═══ Data for processing ═══

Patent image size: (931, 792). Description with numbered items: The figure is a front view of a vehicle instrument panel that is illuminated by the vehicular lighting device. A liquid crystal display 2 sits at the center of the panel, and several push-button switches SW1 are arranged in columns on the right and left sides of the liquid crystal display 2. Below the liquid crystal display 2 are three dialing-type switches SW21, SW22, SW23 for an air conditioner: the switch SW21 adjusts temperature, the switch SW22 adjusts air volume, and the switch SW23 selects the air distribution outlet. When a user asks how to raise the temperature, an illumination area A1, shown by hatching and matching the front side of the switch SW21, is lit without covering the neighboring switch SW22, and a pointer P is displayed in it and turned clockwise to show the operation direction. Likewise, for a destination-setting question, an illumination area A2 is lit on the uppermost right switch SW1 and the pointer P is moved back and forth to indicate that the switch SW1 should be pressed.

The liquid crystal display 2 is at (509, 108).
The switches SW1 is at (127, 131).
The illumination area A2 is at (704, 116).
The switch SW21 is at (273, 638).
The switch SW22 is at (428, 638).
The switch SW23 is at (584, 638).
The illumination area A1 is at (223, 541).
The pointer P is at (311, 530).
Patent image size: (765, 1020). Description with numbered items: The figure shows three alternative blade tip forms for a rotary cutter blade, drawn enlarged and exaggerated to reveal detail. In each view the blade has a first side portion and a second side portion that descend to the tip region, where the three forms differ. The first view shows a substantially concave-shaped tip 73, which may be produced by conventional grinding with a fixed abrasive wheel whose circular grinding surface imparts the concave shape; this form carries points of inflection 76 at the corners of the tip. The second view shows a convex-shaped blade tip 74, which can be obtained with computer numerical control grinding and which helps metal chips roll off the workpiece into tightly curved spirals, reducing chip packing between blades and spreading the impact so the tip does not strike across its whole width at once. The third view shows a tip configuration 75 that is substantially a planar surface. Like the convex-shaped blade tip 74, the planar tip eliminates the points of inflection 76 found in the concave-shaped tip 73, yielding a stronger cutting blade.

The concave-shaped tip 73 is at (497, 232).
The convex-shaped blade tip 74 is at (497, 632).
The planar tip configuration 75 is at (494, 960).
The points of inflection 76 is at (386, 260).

═══

### Instruction
Copy out every line of the entries above, character for character, without changing anything.

### Full output
Patent image size: (931, 792). Description with numbered items: The figure is a front view of a vehicle instrument panel that is illuminated by the vehicular lighting device. A liquid crystal display 2 sits at the center of the panel, and several push-button switches SW1 are arranged in columns on the right and left sides of the liquid crystal display 2. Below the liquid crystal display 2 are three dialing-type switches SW21, SW22, SW23 for an air conditioner: the switch SW21 adjusts temperature, the switch SW22 adjusts air volume, and the switch SW23 selects the air distribution outlet. When a user asks how to raise the temperature, an illumination area A1, shown by hatching and matching the front side of the switch SW21, is lit without covering the neighboring switch SW22, and a pointer P is displayed in it and turned clockwise to show the operation direction. Likewise, for a destination-setting question, an illumination area A2 is lit on the uppermost right switch SW1 and the pointer P is moved back and forth to indicate that the switch SW1 should be pressed.

The liquid crystal display 2 is at (509, 108).
The switches SW1 is at (127, 131).
The illumination area A2 is at (704, 116).
The switch SW21 is at (273, 638).
The switch SW22 is at (428, 638).
The switch SW23 is at (584, 638).
The illumination area A1 is at (223, 541).
The pointer P is at (311, 530).
Patent image size: (765, 1020). Description with numbered items: The figure shows three alternative blade tip forms for a rotary cutter blade, drawn enlarged and exaggerated to reveal detail. In each view the blade has a first side portion and a second side portion that descend to the tip region, where the three forms differ. The first view shows a substantially concave-shaped tip 73, which may be produced by conventional grinding with a fixed abrasive wheel whose circular grinding surface imparts the concave shape; this form carries points of inflection 76 at the corners of the tip. The second view shows a convex-shaped blade tip 74, which can be obtained with computer numerical control grinding and which helps metal chips roll off the workpiece into tightly curved spirals, reducing chip packing between blades and spreading the impact so the tip does not strike across its whole width at once. The third view shows a tip configuration 75 that is substantially a planar surface. Like the convex-shaped blade tip 74, the planar tip eliminates the points of inflection 76 found in the concave-shaped tip 73, yielding a stronger cutting blade.

The concave-shaped tip 73 is at (497, 232).
The convex-shaped blade tip 74 is at (497, 632).
The planar tip configuration 75 is at (494, 960).
The points of inflection 76 is at (386, 260).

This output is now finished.